** Dataset items **
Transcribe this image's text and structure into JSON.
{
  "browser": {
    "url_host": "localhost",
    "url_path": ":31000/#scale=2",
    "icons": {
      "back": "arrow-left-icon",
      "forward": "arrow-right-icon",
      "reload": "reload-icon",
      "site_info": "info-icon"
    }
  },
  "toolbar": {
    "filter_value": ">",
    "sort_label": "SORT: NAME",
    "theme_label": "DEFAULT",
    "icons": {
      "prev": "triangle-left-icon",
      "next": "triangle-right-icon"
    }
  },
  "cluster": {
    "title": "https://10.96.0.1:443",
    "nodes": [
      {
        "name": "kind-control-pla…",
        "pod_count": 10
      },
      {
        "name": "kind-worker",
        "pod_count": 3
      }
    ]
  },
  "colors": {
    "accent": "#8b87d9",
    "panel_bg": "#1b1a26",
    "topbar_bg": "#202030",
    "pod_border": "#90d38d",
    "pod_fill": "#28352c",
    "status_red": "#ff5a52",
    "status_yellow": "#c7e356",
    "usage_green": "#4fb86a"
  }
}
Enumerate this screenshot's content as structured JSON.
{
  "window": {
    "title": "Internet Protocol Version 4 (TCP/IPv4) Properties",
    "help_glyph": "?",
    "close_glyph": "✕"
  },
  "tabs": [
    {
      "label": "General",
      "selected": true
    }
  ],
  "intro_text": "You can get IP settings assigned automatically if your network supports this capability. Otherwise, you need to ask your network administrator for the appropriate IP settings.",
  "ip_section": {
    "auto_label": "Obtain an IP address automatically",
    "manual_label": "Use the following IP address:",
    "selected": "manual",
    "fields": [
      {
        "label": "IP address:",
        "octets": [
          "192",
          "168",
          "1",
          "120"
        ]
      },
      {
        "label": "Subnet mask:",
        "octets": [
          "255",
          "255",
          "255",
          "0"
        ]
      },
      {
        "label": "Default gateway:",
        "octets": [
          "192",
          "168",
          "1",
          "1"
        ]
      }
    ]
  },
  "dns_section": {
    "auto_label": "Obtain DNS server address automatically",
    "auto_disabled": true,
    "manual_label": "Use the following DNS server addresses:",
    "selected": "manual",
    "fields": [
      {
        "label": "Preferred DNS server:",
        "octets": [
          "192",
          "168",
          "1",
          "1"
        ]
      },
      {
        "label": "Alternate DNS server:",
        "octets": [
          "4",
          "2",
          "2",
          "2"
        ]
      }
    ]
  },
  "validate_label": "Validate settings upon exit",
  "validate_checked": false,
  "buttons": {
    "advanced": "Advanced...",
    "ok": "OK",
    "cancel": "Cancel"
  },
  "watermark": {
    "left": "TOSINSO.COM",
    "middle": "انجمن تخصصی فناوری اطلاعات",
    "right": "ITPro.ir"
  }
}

** YOUR INSTRUCTIONS **
Your task is to reproduce, exactly and exclusively, the lines from the one holding "Enumerate this screenshot's" through the final line of the listing.

** WRITTEN RESPONSE **
Enumerate this screenshot's content as structured JSON.
{
  "window": {
    "title": "Internet Protocol Version 4 (TCP/IPv4) Properties",
    "help_glyph": "?",
    "close_glyph": "✕"
  },
  "tabs": [
    {
      "label": "General",
      "selected": true
    }
  ],
  "intro_text": "You can get IP settings assigned automatically if your network supports this capability. Otherwise, you need to ask your network administrator for the appropriate IP settings.",
  "ip_section": {
    "auto_label": "Obtain an IP address automatically",
    "manual_label": "Use the following IP address:",
    "selected": "manual",
    "fields": [
      {
        "label": "IP address:",
        "octets": [
          "192",
          "168",
          "1",
          "120"
        ]
      },
      {
        "label": "Subnet mask:",
        "octets": [
          "255",
          "255",
          "255",
          "0"
        ]
      },
      {
        "label": "Default gateway:",
        "octets": [
          "192",
          "168",
          "1",
          "1"
        ]
      }
    ]
  },
  "dns_section": {
    "auto_label": "Obtain DNS server address automatically",
    "auto_disabled": true,
    "manual_label": "Use the following DNS server addresses:",
    "selected": "manual",
    "fields": [
      {
        "label": "Preferred DNS server:",
        "octets": [
          "192",
          "168",
          "1",
          "1"
        ]
      },
      {
        "label": "Alternate DNS server:",
        "octets": [
          "4",
          "2",
          "2",
          "2"
        ]
      }
    ]
  },
  "validate_label": "Validate settings upon exit",
  "validate_checked": false,
  "buttons": {
    "advanced": "Advanced...",
    "ok": "OK",
    "cancel": "Cancel"
  },
  "watermark": {
    "left": "TOSINSO.COM",
    "middle": "انجمن تخصصی فناوری اطلاعات",
    "right": "ITPro.ir"
  }
}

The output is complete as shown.